__Problem statement__
Rewrite the listing below, swapping "photovoltaic" for "solar" everywhere it occurs and leaving all other text as it is.

__Listing__
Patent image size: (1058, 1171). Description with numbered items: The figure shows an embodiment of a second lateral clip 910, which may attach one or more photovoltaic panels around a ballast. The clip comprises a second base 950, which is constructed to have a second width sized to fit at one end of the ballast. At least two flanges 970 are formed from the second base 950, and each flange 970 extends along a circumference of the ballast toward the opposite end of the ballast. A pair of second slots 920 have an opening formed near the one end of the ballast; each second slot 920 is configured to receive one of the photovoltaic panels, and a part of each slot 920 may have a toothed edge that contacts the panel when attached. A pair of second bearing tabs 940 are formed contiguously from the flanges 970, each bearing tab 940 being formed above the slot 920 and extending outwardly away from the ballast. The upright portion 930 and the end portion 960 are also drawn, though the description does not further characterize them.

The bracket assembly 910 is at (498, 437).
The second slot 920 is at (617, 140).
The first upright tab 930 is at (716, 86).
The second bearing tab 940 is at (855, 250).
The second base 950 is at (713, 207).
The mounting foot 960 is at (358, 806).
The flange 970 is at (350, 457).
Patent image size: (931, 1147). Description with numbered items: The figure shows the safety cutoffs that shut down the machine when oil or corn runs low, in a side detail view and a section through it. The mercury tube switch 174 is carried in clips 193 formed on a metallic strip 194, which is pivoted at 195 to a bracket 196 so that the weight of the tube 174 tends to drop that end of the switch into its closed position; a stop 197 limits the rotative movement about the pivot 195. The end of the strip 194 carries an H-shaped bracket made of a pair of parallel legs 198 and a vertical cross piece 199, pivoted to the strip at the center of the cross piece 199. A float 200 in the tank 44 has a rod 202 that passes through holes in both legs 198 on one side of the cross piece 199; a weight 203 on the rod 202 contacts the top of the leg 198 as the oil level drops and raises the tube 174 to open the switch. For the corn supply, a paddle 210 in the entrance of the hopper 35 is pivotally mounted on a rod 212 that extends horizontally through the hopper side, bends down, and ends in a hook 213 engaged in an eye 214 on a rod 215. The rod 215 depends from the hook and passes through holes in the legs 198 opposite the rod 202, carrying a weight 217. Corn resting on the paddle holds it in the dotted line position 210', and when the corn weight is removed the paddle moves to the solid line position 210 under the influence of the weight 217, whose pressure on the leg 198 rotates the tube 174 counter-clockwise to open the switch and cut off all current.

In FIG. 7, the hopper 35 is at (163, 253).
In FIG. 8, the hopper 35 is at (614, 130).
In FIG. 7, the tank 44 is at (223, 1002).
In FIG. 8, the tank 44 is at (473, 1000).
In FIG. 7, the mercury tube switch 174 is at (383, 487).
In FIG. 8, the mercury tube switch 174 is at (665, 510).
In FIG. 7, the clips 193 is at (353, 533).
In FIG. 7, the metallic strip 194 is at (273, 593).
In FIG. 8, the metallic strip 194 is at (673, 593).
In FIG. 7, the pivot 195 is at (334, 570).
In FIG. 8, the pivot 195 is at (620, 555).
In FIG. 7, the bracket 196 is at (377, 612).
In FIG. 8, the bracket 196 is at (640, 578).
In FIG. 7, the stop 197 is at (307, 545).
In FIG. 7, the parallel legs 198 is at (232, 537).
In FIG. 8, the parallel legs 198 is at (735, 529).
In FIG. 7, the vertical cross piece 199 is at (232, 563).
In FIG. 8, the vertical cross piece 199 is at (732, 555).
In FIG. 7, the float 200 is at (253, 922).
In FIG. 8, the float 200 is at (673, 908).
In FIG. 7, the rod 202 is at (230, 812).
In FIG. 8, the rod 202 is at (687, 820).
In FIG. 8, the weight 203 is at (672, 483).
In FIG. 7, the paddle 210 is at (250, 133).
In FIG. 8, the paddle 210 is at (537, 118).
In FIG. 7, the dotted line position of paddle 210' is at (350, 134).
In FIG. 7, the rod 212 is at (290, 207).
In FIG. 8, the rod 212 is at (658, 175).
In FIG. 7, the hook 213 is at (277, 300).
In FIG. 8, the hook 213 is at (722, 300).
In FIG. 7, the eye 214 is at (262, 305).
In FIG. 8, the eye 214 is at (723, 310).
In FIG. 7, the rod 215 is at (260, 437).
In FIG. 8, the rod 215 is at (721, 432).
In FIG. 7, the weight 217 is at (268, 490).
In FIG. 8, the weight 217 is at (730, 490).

__Answer to this exercise__
Patent image size: (1058, 1171). Description with numbered items: The figure shows an embodiment of a second lateral clip 910, which may attach one or more solar panels around a ballast. The clip comprises a second base 950, which is constructed to have a second width sized to fit at one end of the ballast. At least two flanges 970 are formed from the second base 950, and each flange 970 extends along a circumference of the ballast toward the opposite end of the ballast. A pair of second slots 920 have an opening formed near the one end of the ballast; each second slot 920 is configured to receive one of the solar panels, and a part of each slot 920 may have a toothed edge that contacts the panel when attached. A pair of second bearing tabs 940 are formed contiguously from the flanges 970, each bearing tab 940 being formed above the slot 920 and extending outwardly away from the ballast. The upright portion 930 and the end portion 960 are also drawn, though the description does not further characterize them.

The bracket assembly 910 is at (498, 437).
The second slot 920 is at (617, 140).
The first upright tab 930 is at (716, 86).
The second bearing tab 940 is at (855, 250).
The second base 950 is at (713, 207).
The mounting foot 960 is at (358, 806).
The flange 970 is at (350, 457).
Patent image size: (931, 1147). Description with numbered items: The figure shows the safety cutoffs that shut down the machine when oil or corn runs low, in a side detail view and a section through it. The mercury tube switch 174 is carried in clips 193 formed on a metallic strip 194, which is pivoted at 195 to a bracket 196 so that the weight of the tube 174 tends to drop that end of the switch into its closed position; a stop 197 limits the rotative movement about the pivot 195. The end of the strip 194 carries an H-shaped bracket made of a pair of parallel legs 198 and a vertical cross piece 199, pivoted to the strip at the center of the cross piece 199. A float 200 in the tank 44 has a rod 202 that passes through holes in both legs 198 on one side of the cross piece 199; a weight 203 on the rod 202 contacts the top of the leg 198 as the oil level drops and raises the tube 174 to open the switch. For the corn supply, a paddle 210 in the entrance of the hopper 35 is pivotally mounted on a rod 212 that extends horizontally through the hopper side, bends down, and ends in a hook 213 engaged in an eye 214 on a rod 215. The rod 215 depends from the hook and passes through holes in the legs 198 opposite the rod 202, carrying a weight 217. Corn resting on the paddle holds it in the dotted line position 210', and when the corn weight is removed the paddle moves to the solid line position 210 under the influence of the weight 217, whose pressure on the leg 198 rotates the tube 174 counter-clockwise to open the switch and cut off all current.

In FIG. 7, the hopper 35 is at (163, 253).
In FIG. 8, the hopper 35 is at (614, 130).
In FIG. 7, the tank 44 is at (223, 1002).
In FIG. 8, the tank 44 is at (473, 1000).
In FIG. 7, the mercury tube switch 174 is at (383, 487).
In FIG. 8, the mercury tube switch 174 is at (665, 510).
In FIG. 7, the clips 193 is at (353, 533).
In FIG. 7, the metallic strip 194 is at (273, 593).
In FIG. 8, the metallic strip 194 is at (673, 593).
In FIG. 7, the pivot 195 is at (334, 570).
In FIG. 8, the pivot 195 is at (620, 555).
In FIG. 7, the bracket 196 is at (377, 612).
In FIG. 8, the bracket 196 is at (640, 578).
In FIG. 7, the stop 197 is at (307, 545).
In FIG. 7, the parallel legs 198 is at (232, 537).
In FIG. 8, the parallel legs 198 is at (735, 529).
In FIG. 7, the vertical cross piece 199 is at (232, 563).
In FIG. 8, the vertical cross piece 199 is at (732, 555).
In FIG. 7, the float 200 is at (253, 922).
In FIG. 8, the float 200 is at (673, 908).
In FIG. 7, the rod 202 is at (230, 812).
In FIG. 8, the rod 202 is at (687, 820).
In FIG. 8, the weight 203 is at (672, 483).
In FIG. 7, the paddle 210 is at (250, 133).
In FIG. 8, the paddle 210 is at (537, 118).
In FIG. 7, the dotted line position of paddle 210' is at (350, 134).
In FIG. 7, the rod 212 is at (290, 207).
In FIG. 8, the rod 212 is at (658, 175).
In FIG. 7, the hook 213 is at (277, 300).
In FIG. 8, the hook 213 is at (722, 300).
In FIG. 7, the eye 214 is at (262, 305).
In FIG. 8, the eye 214 is at (723, 310).
In FIG. 7, the rod 215 is at (260, 437).
In FIG. 8, the rod 215 is at (721, 432).
In FIG. 7, the weight 217 is at (268, 490).
In FIG. 8, the weight 217 is at (730, 490).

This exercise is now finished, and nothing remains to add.